Travail demandé – Rédigez la suite du texte consacré au mythe de la Terre creuse, en reprenant juste après sa dernière phrase.

Texte extrait –
Amis Bibliophiles Bonsoir,
Le bibliophile aime les voyages comme le voyageur aime des contrées lointaines et exotiques. Le besoin de rêver sans doute, certainement une envie farouche d’un Ailleurs.
Cet Ailleurs, certains l’ont trouvé. Cook y a laissé sa vie, Colomb a marqué l’histoire à jamais, Marco Polo ouvre la voie du pays du soleil levant pour les occidentaux, les chinois auraient même découvert les Amériques dès 1299 (Colombie Britannique)…
Cet Ailleurs certains ne l’ont pas trouvé, ils l’ont alors imaginé. C’est l’objet de l’article que je vous propose de découvrir ensemble aujourd’hui.
Plus particulièrement, nous allons nous intéresser au mythe de la Terre creuse.

[Données d'annotation spatiale]

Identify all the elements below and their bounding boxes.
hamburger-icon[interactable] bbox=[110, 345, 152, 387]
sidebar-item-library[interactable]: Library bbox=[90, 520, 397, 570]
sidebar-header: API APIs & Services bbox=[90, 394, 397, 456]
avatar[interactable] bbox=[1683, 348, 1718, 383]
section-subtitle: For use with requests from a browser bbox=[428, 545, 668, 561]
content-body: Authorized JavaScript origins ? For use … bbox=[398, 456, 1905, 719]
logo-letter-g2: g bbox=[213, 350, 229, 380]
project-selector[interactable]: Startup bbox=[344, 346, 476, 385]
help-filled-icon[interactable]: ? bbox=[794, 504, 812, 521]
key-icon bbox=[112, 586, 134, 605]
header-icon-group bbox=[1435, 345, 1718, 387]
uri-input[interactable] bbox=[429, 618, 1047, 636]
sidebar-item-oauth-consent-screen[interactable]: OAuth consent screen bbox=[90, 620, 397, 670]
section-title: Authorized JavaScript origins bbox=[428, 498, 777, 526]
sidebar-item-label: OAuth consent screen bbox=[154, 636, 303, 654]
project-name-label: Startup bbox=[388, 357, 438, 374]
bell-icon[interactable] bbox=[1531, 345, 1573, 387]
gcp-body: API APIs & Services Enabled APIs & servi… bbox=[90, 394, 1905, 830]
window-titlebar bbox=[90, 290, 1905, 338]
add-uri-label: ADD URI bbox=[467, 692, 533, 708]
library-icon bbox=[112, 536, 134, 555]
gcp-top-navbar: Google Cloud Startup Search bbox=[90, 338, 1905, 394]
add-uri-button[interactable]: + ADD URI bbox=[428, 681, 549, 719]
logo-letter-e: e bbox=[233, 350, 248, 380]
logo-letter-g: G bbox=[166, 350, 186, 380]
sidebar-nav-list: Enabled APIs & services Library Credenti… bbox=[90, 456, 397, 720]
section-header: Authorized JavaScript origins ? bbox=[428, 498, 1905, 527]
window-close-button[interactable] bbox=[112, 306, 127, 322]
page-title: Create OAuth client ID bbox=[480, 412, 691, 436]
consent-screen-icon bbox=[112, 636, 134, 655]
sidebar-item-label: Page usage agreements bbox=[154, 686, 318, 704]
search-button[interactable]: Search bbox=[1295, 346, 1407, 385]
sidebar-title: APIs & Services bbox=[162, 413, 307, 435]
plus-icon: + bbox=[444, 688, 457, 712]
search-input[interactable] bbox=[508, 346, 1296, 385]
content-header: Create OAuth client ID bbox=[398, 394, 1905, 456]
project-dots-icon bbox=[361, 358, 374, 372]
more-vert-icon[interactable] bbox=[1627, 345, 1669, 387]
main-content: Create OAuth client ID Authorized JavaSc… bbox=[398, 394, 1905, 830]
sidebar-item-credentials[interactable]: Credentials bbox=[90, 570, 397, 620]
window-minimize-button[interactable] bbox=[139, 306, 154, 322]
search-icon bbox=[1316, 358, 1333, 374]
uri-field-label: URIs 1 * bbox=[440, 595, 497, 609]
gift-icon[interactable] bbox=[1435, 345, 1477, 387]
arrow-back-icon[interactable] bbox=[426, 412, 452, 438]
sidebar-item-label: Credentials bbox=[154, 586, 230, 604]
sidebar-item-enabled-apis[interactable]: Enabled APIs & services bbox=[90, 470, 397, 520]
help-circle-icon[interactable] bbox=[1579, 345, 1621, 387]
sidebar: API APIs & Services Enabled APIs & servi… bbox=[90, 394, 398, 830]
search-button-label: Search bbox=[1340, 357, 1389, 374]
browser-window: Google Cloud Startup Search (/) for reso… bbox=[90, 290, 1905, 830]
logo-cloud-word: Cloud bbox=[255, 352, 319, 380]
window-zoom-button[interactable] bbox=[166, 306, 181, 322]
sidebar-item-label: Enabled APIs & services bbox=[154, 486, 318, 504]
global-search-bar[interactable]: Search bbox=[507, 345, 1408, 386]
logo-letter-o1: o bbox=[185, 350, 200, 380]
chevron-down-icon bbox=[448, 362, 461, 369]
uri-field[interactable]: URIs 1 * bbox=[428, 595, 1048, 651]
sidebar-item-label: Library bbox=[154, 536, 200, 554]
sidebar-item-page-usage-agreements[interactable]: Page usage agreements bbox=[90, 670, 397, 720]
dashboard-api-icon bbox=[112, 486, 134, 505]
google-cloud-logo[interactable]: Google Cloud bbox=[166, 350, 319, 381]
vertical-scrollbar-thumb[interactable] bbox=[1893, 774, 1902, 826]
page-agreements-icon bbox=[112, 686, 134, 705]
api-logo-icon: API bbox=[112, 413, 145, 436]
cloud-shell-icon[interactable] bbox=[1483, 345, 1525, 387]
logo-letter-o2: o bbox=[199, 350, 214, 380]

Réponse proposée –
Depuis la nuit des temps, dans la plupart des civilisations anciennes, les croyances populaires aidées des croyances religieuses, attestent de l’existence de « royaumes souterrains », de peuplades nichées au fin fond de la Terre, de passages souterrains mystérieux permettant d’atteindre les entrailles de notre planète. Peut-on y croire ? Aujourd’hui, l’évolution des connaissances scientifiques au cours des derniers siècles nous l’interdit. Et pourtant ! Certains y croient encore, ou veulent y croire ! Les auteurs de science-fiction bien évidemment, quelques théoriciens légèrement illuminés, quelques explorateurs fous.
C’est à MM. Guy Costes et Joseph Altairac que l’on doit la bibliographie la plus récente et la plus complète sur le sujet : LES TERRES CREUSES, bibliographie commentée des mondes souterrains imaginaires. (parue aux édition Encrage, 2006. 1 volume grand in-8 de 799 pages, cartonnage rigide imprimé de l’éditeur, cet ouvrage est encore disponible dans les meilleures librairies).
C’est en discutant un jour de ce sujet avec M. Guy Costes que m’est venue l’idée de m’intéresser à ces théories farfelues. Autant d’utopies scientifiques ou pseudo-scientifiques qui nous étonnent aujourd’hui par leurs concepts le plus souvent hasardés.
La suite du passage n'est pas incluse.